### The problem
Check every line below for the string "this", and copy the lines that contain it.

Excerpt from a dataset

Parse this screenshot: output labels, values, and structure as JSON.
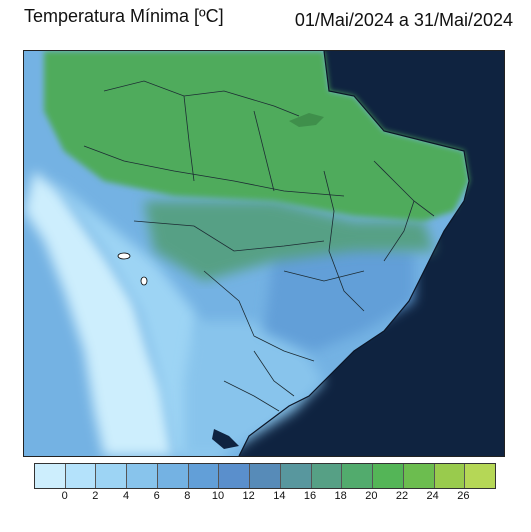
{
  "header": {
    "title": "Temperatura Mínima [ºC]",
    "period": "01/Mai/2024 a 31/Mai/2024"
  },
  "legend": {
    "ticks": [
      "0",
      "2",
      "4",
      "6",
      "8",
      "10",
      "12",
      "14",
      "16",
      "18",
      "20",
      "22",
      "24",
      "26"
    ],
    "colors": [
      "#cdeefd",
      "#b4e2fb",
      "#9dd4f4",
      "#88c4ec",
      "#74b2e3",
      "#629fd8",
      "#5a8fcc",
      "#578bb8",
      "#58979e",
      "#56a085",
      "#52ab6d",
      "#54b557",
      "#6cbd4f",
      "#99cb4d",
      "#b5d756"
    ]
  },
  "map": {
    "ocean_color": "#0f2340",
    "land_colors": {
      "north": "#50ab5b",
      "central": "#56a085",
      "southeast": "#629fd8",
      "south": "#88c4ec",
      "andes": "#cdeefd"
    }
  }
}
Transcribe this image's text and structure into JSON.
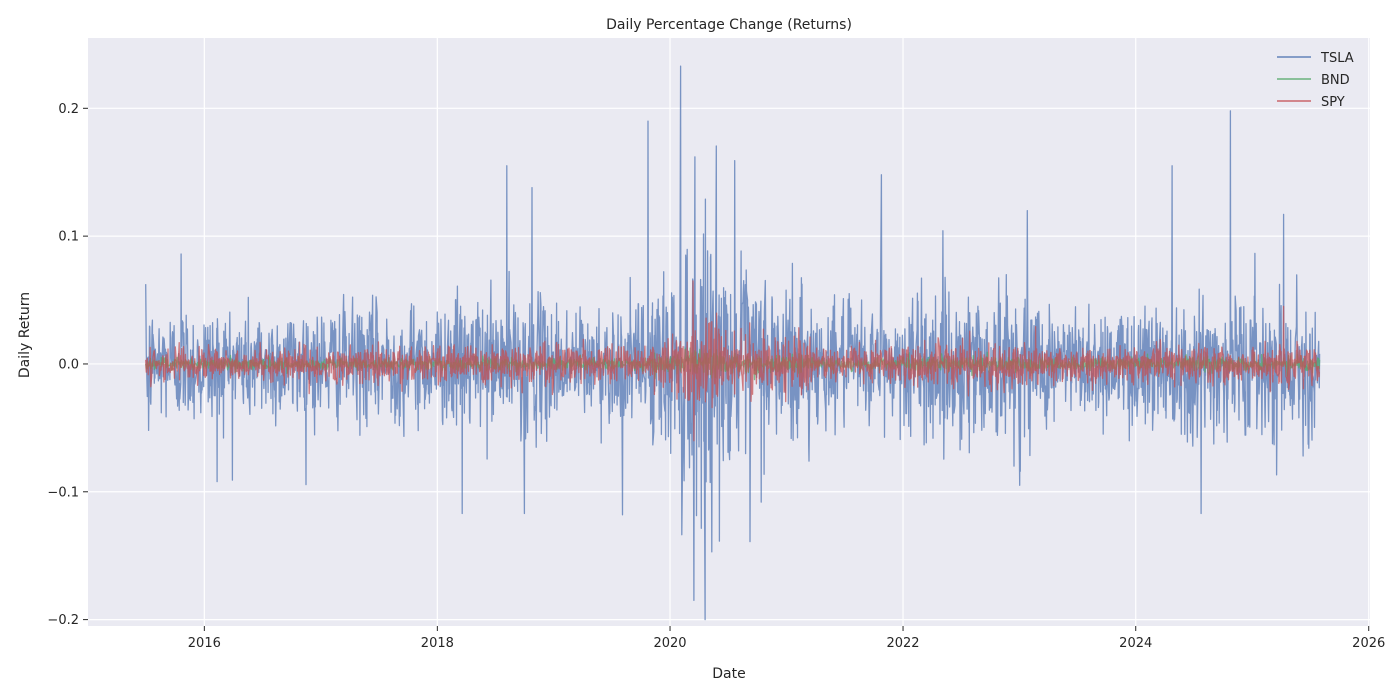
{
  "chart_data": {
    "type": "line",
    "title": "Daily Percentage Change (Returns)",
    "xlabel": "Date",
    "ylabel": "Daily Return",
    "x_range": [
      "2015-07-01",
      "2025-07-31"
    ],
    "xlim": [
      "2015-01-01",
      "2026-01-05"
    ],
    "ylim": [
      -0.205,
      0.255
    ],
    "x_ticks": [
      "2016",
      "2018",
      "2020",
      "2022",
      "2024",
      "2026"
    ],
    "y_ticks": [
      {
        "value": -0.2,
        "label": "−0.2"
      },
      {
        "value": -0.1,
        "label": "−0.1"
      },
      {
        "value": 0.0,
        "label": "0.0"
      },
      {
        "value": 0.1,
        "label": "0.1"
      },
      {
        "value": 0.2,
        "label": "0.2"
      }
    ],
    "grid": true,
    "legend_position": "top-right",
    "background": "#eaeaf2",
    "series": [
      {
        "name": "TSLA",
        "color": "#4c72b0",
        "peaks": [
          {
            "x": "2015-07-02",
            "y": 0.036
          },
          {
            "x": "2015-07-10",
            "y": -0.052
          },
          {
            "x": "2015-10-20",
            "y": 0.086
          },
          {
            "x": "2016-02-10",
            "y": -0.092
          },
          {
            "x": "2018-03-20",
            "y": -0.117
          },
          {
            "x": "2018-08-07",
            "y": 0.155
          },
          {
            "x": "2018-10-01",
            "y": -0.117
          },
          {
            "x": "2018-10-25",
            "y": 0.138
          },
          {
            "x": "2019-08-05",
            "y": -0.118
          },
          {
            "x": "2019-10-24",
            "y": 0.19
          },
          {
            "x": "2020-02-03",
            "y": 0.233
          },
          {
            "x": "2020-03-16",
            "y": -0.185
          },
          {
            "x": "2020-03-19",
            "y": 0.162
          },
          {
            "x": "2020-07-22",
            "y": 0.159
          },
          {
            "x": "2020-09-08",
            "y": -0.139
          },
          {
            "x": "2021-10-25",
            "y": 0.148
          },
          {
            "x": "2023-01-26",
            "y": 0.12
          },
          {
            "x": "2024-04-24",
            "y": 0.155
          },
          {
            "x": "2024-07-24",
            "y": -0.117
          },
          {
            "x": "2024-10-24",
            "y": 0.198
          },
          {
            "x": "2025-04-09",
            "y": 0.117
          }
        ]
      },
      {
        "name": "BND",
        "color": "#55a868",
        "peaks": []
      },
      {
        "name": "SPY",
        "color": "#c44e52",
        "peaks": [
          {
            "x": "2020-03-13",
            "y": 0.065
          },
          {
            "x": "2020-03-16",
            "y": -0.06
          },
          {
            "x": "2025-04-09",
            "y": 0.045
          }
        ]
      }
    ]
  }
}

--

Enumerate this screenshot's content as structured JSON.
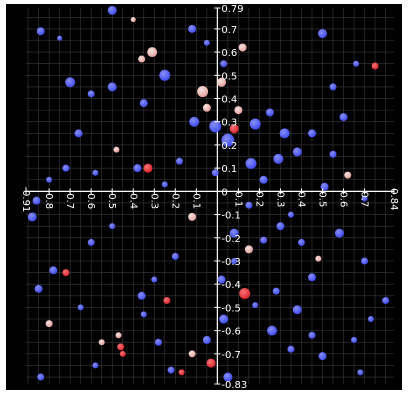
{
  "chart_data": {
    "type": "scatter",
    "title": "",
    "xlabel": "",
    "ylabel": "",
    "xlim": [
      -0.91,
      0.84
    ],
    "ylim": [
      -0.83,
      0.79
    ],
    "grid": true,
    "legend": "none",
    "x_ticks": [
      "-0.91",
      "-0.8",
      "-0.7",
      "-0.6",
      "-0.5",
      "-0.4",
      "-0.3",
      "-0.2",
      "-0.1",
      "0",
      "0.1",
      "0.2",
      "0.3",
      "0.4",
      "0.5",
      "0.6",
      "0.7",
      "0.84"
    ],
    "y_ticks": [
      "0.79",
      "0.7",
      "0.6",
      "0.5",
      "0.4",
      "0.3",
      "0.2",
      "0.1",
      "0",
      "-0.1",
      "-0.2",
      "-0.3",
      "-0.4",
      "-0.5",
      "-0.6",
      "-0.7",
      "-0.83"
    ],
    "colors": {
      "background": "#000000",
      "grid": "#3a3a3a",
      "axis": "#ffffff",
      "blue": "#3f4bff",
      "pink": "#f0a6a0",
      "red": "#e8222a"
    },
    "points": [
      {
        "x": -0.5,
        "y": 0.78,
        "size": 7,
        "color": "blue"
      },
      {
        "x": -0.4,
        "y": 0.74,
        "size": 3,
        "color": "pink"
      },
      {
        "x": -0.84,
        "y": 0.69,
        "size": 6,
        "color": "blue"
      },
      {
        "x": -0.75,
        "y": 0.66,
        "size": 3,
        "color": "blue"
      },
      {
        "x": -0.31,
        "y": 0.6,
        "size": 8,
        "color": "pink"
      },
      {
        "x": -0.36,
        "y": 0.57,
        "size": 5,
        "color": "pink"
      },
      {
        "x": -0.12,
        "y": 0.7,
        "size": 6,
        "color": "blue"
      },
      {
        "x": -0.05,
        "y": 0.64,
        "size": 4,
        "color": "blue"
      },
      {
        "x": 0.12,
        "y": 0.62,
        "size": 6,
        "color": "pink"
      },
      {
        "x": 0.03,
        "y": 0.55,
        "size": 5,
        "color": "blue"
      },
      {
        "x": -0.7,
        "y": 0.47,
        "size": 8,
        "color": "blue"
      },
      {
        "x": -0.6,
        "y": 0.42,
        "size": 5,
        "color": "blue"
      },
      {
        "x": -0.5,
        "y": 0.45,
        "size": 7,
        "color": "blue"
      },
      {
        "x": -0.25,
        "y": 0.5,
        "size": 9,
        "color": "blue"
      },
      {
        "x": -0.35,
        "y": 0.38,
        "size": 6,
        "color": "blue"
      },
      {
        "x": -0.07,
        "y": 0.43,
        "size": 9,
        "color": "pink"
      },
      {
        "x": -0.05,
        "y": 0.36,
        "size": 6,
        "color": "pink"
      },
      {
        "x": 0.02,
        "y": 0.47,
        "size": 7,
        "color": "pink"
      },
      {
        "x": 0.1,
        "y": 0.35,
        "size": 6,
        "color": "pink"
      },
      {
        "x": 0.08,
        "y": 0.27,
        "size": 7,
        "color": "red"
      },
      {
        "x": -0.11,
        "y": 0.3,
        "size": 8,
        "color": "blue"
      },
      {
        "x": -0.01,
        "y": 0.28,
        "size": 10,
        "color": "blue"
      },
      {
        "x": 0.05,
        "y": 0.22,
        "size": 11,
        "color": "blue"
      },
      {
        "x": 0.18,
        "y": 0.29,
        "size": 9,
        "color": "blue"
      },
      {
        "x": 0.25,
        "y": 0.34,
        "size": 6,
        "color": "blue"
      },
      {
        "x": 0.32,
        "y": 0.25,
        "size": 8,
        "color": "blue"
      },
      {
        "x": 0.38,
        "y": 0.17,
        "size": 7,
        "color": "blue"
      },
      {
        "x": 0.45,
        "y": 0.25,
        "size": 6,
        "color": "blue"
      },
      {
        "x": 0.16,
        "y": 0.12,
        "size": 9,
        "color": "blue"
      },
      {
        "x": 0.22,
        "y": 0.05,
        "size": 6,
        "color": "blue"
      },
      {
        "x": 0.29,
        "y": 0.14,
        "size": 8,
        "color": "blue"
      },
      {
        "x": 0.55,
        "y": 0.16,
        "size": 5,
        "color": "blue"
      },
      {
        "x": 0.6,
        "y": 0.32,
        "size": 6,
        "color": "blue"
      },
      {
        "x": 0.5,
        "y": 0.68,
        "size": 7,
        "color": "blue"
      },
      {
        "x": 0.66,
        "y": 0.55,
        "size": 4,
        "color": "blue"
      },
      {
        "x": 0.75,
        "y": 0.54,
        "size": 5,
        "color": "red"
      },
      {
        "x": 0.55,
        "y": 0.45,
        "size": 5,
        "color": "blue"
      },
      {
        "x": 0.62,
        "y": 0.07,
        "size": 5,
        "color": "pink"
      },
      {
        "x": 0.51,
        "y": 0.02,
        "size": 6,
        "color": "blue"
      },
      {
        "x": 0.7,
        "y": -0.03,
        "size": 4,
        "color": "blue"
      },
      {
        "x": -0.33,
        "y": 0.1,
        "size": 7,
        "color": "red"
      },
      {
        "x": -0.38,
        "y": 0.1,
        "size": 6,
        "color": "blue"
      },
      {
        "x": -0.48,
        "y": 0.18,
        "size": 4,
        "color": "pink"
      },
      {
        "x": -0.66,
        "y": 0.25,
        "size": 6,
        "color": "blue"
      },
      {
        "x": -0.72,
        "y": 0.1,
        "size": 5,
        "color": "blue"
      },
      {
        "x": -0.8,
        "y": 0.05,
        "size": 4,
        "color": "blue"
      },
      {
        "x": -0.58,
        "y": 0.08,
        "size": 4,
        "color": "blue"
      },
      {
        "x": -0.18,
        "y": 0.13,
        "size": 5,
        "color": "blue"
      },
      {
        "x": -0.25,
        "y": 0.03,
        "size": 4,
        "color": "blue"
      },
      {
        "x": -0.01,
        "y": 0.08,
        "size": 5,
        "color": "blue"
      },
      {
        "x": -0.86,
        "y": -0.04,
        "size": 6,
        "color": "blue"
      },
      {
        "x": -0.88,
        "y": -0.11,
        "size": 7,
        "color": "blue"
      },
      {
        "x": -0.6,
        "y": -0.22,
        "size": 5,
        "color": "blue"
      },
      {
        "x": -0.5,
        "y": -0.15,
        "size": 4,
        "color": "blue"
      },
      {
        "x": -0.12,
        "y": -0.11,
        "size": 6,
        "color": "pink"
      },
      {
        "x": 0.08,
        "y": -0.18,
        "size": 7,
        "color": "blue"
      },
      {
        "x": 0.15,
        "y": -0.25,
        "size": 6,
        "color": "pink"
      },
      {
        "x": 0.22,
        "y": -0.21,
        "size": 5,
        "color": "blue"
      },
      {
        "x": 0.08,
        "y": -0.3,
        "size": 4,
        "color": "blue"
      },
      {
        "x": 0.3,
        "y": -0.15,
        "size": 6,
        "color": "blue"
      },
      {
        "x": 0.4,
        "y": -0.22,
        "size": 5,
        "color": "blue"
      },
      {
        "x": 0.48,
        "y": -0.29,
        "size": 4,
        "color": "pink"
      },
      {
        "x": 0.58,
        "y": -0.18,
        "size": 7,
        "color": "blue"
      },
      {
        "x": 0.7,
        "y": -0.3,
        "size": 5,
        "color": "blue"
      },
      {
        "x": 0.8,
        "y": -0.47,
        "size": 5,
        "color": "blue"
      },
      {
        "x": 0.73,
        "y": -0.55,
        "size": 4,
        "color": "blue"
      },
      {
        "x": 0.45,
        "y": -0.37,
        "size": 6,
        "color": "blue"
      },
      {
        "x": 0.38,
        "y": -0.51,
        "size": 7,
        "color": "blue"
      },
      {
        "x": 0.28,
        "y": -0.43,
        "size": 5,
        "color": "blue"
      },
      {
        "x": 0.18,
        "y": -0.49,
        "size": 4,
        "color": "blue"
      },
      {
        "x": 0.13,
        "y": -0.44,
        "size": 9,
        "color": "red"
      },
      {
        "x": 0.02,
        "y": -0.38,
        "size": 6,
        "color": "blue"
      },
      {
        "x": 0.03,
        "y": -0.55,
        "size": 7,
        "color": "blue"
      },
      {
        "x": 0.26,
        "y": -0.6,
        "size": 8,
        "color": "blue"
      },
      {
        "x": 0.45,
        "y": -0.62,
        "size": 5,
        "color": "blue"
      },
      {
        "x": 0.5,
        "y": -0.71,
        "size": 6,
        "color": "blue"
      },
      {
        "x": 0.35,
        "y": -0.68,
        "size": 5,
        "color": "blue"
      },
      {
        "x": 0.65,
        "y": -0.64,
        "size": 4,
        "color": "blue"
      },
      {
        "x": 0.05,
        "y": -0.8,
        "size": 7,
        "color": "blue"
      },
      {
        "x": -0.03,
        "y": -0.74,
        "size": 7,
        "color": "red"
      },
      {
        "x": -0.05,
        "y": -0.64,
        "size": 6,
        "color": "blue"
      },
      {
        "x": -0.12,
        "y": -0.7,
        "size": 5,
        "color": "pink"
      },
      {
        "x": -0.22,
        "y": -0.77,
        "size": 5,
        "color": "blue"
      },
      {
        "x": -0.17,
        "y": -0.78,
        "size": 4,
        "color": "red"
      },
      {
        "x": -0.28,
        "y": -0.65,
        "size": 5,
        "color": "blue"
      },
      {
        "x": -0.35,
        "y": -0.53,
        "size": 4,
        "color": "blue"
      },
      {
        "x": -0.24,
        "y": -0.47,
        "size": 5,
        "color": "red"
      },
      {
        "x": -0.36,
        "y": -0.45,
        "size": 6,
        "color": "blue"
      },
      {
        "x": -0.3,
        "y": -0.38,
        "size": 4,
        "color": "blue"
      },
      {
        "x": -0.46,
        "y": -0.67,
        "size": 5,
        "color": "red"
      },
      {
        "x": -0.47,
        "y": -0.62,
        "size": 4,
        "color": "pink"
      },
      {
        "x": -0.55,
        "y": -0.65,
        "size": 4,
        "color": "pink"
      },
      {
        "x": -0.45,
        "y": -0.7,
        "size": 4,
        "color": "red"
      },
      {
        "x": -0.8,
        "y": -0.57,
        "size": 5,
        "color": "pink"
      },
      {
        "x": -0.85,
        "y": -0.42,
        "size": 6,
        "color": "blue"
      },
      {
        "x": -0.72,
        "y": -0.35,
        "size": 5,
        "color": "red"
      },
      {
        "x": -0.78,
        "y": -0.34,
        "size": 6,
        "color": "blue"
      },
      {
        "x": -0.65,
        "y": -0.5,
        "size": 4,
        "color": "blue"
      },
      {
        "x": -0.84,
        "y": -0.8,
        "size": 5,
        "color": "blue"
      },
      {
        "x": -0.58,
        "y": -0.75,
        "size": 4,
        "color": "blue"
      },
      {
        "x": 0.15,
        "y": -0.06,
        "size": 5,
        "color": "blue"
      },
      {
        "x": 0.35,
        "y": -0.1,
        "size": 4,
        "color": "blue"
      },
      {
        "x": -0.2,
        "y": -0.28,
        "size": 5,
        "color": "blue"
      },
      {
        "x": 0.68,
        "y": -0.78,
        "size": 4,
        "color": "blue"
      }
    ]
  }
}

### Answer in full
Parse this screenshot: output labels, values, and structure as JSON.
Transcribe this image's text and structure into JSON.
Enumerate this screenshot's content as structured JSON.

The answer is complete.